▶ Directions for this task: How many lines in the listing below include the word "content"? Reply with the count alone.

(Data entries)
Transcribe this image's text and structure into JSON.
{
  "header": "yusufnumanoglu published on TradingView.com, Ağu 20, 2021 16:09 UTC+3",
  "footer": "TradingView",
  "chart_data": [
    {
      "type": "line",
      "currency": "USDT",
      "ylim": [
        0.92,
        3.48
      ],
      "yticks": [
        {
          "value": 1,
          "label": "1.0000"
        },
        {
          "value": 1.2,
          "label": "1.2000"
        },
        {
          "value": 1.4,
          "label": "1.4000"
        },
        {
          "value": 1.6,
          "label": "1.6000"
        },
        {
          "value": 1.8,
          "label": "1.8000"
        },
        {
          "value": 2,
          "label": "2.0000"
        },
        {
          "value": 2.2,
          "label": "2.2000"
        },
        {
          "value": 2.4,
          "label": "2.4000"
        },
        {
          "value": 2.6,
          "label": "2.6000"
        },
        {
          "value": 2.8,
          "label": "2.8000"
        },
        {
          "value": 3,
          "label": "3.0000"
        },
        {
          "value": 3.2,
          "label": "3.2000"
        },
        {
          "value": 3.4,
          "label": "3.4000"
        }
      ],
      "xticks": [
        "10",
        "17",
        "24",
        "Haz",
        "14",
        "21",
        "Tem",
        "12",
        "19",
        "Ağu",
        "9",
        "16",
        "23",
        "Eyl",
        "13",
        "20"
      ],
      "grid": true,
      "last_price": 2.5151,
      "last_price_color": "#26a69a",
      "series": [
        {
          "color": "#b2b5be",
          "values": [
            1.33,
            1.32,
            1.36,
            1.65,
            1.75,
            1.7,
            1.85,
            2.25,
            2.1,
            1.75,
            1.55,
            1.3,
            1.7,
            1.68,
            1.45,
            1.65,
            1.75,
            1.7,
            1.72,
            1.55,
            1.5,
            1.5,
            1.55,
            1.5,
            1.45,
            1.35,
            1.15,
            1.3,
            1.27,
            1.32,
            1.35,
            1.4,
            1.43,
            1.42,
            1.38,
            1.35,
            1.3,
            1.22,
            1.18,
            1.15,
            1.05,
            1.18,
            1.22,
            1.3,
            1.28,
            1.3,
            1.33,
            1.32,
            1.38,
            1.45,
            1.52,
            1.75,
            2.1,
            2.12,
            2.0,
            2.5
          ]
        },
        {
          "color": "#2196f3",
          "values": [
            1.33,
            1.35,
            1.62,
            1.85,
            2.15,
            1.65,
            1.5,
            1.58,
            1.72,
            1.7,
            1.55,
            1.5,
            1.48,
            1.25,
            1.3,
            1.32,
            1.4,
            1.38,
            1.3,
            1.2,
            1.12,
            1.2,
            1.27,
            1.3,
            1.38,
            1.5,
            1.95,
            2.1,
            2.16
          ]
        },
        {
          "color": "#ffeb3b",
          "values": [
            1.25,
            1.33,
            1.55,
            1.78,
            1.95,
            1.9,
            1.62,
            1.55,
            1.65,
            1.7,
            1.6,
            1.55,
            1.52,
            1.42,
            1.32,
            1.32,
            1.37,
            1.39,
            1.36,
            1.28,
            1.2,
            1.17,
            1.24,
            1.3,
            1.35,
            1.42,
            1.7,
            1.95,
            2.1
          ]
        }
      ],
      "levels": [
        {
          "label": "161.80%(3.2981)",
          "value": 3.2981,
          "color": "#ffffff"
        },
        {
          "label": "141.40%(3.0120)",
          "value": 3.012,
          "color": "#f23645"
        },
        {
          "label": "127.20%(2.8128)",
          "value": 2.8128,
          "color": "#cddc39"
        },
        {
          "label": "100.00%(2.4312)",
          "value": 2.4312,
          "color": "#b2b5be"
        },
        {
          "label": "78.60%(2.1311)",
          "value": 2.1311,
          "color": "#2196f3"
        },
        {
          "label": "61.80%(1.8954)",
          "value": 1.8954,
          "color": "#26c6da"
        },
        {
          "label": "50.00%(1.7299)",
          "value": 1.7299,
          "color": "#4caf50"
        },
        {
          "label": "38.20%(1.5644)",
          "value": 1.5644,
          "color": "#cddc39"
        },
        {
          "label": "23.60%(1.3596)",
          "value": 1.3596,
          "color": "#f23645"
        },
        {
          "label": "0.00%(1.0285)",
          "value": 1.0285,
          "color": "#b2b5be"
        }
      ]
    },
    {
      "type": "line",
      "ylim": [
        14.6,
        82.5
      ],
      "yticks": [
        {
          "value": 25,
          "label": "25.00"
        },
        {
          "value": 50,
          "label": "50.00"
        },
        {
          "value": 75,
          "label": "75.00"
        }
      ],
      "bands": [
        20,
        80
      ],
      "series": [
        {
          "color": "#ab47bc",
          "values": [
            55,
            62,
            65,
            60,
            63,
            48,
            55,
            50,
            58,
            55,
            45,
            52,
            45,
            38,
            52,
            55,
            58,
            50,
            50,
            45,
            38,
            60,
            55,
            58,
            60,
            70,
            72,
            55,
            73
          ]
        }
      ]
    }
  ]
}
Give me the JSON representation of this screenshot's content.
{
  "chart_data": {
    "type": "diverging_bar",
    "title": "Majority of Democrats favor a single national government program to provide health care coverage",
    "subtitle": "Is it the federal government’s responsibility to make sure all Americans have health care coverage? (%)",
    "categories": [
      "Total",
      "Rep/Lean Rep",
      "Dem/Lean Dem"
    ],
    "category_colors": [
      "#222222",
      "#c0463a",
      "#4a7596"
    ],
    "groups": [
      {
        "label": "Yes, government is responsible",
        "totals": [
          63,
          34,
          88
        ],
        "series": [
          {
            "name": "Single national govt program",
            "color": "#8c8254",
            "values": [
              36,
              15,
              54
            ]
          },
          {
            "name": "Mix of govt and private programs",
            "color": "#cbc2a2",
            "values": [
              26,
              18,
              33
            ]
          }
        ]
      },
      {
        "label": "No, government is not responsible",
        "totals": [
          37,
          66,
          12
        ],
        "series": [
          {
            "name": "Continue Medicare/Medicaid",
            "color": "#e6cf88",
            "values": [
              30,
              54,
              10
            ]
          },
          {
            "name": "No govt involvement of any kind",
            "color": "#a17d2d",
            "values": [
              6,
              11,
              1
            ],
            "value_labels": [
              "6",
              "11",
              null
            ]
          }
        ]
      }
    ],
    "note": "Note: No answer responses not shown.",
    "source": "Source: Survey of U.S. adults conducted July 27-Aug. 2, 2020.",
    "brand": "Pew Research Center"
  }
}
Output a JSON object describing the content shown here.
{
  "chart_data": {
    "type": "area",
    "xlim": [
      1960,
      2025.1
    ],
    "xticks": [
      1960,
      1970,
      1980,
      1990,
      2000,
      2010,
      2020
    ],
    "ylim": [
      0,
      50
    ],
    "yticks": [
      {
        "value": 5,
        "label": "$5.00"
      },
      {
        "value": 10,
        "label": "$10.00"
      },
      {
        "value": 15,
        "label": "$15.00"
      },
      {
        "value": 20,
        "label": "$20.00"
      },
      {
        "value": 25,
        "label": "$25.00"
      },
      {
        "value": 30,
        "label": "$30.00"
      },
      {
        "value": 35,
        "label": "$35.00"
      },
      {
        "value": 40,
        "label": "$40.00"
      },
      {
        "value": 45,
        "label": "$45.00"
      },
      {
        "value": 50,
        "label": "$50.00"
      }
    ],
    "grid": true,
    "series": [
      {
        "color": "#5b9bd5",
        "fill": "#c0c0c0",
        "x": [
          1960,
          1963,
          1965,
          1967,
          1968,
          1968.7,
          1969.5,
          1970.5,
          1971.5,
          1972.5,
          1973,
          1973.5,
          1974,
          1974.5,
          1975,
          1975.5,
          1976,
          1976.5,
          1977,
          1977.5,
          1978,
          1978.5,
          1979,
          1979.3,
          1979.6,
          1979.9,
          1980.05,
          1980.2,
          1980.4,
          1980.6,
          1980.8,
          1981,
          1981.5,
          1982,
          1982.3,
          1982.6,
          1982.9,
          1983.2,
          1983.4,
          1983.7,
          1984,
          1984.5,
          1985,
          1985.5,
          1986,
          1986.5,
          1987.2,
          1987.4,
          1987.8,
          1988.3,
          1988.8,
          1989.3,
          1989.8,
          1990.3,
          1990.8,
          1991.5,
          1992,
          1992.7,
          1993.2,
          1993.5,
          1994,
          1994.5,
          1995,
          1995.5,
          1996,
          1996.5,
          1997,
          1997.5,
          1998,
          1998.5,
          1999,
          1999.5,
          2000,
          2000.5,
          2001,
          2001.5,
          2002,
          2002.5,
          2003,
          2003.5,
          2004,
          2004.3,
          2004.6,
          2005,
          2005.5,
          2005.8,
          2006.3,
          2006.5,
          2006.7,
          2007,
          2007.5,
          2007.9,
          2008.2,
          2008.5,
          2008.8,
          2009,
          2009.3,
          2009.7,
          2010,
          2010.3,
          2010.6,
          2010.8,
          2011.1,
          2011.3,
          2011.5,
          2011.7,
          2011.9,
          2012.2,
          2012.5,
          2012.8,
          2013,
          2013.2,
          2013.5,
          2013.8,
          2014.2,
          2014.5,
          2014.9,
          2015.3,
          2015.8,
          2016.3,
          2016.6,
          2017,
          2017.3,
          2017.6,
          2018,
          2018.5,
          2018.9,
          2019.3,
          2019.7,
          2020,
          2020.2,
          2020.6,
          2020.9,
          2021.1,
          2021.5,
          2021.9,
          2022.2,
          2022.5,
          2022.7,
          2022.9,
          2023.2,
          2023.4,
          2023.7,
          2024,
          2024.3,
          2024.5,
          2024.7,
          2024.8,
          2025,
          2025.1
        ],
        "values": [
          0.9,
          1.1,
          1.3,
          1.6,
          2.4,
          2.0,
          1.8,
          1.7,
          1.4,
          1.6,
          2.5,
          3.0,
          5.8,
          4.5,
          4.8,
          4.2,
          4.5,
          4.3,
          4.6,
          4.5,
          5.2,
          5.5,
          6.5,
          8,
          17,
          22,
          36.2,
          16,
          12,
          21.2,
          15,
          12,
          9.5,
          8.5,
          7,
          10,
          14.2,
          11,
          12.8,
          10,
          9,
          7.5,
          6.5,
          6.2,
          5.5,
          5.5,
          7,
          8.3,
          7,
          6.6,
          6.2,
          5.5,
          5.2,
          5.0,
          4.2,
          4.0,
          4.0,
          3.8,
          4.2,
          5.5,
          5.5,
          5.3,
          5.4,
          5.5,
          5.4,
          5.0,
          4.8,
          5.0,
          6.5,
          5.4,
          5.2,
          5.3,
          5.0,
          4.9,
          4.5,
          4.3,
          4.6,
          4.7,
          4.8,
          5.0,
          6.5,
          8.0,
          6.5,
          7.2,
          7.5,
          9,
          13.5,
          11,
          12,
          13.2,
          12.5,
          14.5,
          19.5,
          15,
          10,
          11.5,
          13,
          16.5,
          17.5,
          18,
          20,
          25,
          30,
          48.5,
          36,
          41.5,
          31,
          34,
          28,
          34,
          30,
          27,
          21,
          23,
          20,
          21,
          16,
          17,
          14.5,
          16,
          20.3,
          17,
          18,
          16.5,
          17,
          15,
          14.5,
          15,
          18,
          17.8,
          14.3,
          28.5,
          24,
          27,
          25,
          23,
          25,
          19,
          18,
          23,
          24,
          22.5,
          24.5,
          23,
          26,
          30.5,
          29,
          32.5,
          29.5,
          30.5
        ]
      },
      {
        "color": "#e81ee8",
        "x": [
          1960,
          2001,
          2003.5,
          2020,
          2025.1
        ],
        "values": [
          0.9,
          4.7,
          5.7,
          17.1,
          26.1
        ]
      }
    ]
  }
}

▶ Solution to the exercise: 2